▶ _Data records_:
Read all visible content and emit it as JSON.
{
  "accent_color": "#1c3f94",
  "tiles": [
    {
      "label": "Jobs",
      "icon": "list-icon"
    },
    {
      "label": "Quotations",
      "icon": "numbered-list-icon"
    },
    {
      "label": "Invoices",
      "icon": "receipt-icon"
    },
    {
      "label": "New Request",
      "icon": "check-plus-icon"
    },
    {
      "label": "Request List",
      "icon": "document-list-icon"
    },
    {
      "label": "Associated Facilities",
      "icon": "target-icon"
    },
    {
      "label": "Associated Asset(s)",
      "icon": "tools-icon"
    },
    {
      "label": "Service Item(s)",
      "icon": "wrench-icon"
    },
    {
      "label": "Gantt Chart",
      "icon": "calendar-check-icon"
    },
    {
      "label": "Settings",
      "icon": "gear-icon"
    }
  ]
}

▶ _What needs to be done_:
In the entries above, find lines with "Request" and copy each.

▶ _Response below_:
      "label": "New Request",
      "label": "Request List",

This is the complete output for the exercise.